━━━ Record excerpts ━━━
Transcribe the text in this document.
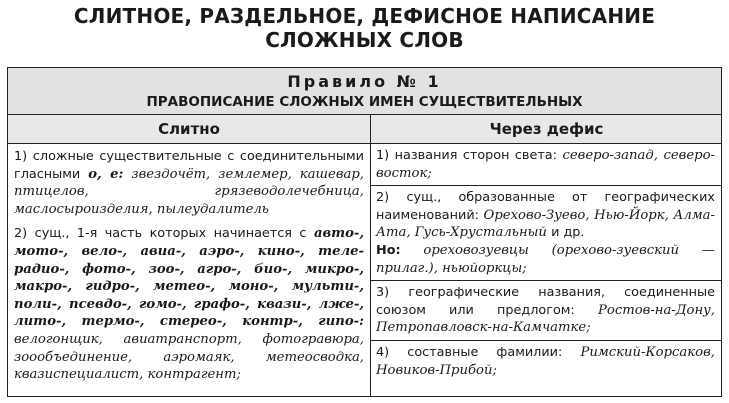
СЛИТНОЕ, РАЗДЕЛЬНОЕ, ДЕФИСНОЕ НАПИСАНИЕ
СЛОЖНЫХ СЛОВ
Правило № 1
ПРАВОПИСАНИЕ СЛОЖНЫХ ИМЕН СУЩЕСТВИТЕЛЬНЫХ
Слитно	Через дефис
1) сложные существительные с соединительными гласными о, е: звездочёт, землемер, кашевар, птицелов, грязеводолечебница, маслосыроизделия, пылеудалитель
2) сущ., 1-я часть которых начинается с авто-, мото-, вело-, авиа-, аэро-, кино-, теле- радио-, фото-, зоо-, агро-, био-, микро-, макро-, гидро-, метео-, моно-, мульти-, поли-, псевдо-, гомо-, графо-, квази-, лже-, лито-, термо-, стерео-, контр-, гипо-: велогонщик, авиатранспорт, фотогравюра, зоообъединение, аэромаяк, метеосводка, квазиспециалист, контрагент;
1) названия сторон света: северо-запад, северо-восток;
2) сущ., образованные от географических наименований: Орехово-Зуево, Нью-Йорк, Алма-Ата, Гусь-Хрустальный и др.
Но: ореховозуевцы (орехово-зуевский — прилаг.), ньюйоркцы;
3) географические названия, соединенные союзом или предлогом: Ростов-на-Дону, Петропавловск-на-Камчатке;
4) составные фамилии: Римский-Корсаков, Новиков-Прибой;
━━━
Copy the records exactly as they appear, excluding images.

Transcribe the text in this document.
СЛИТНОЕ, РАЗДЕЛЬНОЕ, ДЕФИСНОЕ НАПИСАНИЕ
СЛОЖНЫХ СЛОВ
Правило № 1
ПРАВОПИСАНИЕ СЛОЖНЫХ ИМЕН СУЩЕСТВИТЕЛЬНЫХ
Слитно	Через дефис
1) сложные существительные с соединительными гласными о, е: звездочёт, землемер, кашевар, птицелов, грязеводолечебница, маслосыроизделия, пылеудалитель
2) сущ., 1-я часть которых начинается с авто-, мото-, вело-, авиа-, аэро-, кино-, теле- радио-, фото-, зоо-, агро-, био-, микро-, макро-, гидро-, метео-, моно-, мульти-, поли-, псевдо-, гомо-, графо-, квази-, лже-, лито-, термо-, стерео-, контр-, гипо-: велогонщик, авиатранспорт, фотогравюра, зоообъединение, аэромаяк, метеосводка, квазиспециалист, контрагент;
1) названия сторон света: северо-запад, северо-восток;
2) сущ., образованные от географических наименований: Орехово-Зуево, Нью-Йорк, Алма-Ата, Гусь-Хрустальный и др.
Но: ореховозуевцы (орехово-зуевский — прилаг.), ньюйоркцы;
3) географические названия, соединенные союзом или предлогом: Ростов-на-Дону, Петропавловск-на-Камчатке;
4) составные фамилии: Римский-Корсаков, Новиков-Прибой;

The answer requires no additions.